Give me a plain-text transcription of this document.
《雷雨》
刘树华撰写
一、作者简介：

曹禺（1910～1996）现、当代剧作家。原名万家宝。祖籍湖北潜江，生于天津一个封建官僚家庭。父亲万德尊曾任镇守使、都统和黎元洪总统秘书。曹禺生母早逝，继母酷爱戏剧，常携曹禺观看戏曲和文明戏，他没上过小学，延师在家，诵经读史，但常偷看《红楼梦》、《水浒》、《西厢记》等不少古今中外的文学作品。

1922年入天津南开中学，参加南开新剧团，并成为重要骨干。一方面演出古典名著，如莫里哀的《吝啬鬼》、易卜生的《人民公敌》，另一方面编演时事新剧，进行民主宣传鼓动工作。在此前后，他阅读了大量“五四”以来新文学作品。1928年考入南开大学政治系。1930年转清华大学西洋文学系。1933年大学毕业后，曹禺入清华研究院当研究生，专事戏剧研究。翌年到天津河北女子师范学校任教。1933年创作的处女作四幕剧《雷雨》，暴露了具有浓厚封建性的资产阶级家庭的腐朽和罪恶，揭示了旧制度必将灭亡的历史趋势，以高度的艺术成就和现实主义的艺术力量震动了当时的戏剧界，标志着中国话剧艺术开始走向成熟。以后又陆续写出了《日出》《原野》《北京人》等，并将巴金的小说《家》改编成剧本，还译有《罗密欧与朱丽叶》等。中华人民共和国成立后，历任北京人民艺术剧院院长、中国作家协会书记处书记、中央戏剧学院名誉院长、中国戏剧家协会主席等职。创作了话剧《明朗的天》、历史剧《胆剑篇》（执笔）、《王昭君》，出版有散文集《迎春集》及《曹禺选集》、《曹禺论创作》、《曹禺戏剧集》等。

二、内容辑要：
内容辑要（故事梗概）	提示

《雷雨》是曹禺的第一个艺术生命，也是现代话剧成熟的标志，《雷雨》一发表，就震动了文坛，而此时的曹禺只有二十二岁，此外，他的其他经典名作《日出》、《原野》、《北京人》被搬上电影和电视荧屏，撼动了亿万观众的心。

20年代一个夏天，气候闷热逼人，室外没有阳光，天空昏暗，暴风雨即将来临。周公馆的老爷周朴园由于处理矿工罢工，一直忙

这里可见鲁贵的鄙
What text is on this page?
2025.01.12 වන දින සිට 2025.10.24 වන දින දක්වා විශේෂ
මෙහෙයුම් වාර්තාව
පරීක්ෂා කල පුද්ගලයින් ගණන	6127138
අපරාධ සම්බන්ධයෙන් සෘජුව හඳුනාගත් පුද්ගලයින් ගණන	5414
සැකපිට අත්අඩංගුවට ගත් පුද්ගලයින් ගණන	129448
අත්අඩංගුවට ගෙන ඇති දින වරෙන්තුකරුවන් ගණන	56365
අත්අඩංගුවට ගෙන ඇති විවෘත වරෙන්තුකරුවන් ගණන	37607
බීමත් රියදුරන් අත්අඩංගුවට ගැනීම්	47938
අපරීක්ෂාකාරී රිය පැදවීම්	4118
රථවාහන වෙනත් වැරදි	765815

------

EXERCISE REQUIREMENTS ▸ Output the lines above verbatim and in full.

WRITTEN SOLUTION ▸
Give me a plain-text transcription of this document.
《雷雨》
刘树华撰写
一、作者简介：

曹禺（1910～1996）现、当代剧作家。原名万家宝。祖籍湖北潜江，生于天津一个封建官僚家庭。父亲万德尊曾任镇守使、都统和黎元洪总统秘书。曹禺生母早逝，继母酷爱戏剧，常携曹禺观看戏曲和文明戏，他没上过小学，延师在家，诵经读史，但常偷看《红楼梦》、《水浒》、《西厢记》等不少古今中外的文学作品。

1922年入天津南开中学，参加南开新剧团，并成为重要骨干。一方面演出古典名著，如莫里哀的《吝啬鬼》、易卜生的《人民公敌》，另一方面编演时事新剧，进行民主宣传鼓动工作。在此前后，他阅读了大量“五四”以来新文学作品。1928年考入南开大学政治系。1930年转清华大学西洋文学系。1933年大学毕业后，曹禺入清华研究院当研究生，专事戏剧研究。翌年到天津河北女子师范学校任教。1933年创作的处女作四幕剧《雷雨》，暴露了具有浓厚封建性的资产阶级家庭的腐朽和罪恶，揭示了旧制度必将灭亡的历史趋势，以高度的艺术成就和现实主义的艺术力量震动了当时的戏剧界，标志着中国话剧艺术开始走向成熟。以后又陆续写出了《日出》《原野》《北京人》等，并将巴金的小说《家》改编成剧本，还译有《罗密欧与朱丽叶》等。中华人民共和国成立后，历任北京人民艺术剧院院长、中国作家协会书记处书记、中央戏剧学院名誉院长、中国戏剧家协会主席等职。创作了话剧《明朗的天》、历史剧《胆剑篇》（执笔）、《王昭君》，出版有散文集《迎春集》及《曹禺选集》、《曹禺论创作》、《曹禺戏剧集》等。

二、内容辑要：
内容辑要（故事梗概）	提示

《雷雨》是曹禺的第一个艺术生命，也是现代话剧成熟的标志，《雷雨》一发表，就震动了文坛，而此时的曹禺只有二十二岁，此外，他的其他经典名作《日出》、《原野》、《北京人》被搬上电影和电视荧屏，撼动了亿万观众的心。

20年代一个夏天，气候闷热逼人，室外没有阳光，天空昏暗，暴风雨即将来临。周公馆的老爷周朴园由于处理矿工罢工，一直忙

这里可见鲁贵的鄙
What text is on this page?
2025.01.12 වන දින සිට 2025.10.24 වන දින දක්වා විශේෂ
මෙහෙයුම් වාර්තාව
පරීක්ෂා කල පුද්ගලයින් ගණන	6127138
අපරාධ සම්බන්ධයෙන් සෘජුව හඳුනාගත් පුද්ගලයින් ගණන	5414
සැකපිට අත්අඩංගුවට ගත් පුද්ගලයින් ගණන	129448
අත්අඩංගුවට ගෙන ඇති දින වරෙන්තුකරුවන් ගණන	56365
අත්අඩංගුවට ගෙන ඇති විවෘත වරෙන්තුකරුවන් ගණන	37607
බීමත් රියදුරන් අත්අඩංගුවට ගැනීම්	47938
අපරීක්ෂාකාරී රිය පැදවීම්	4118
රථවාහන වෙනත් වැරදි	765815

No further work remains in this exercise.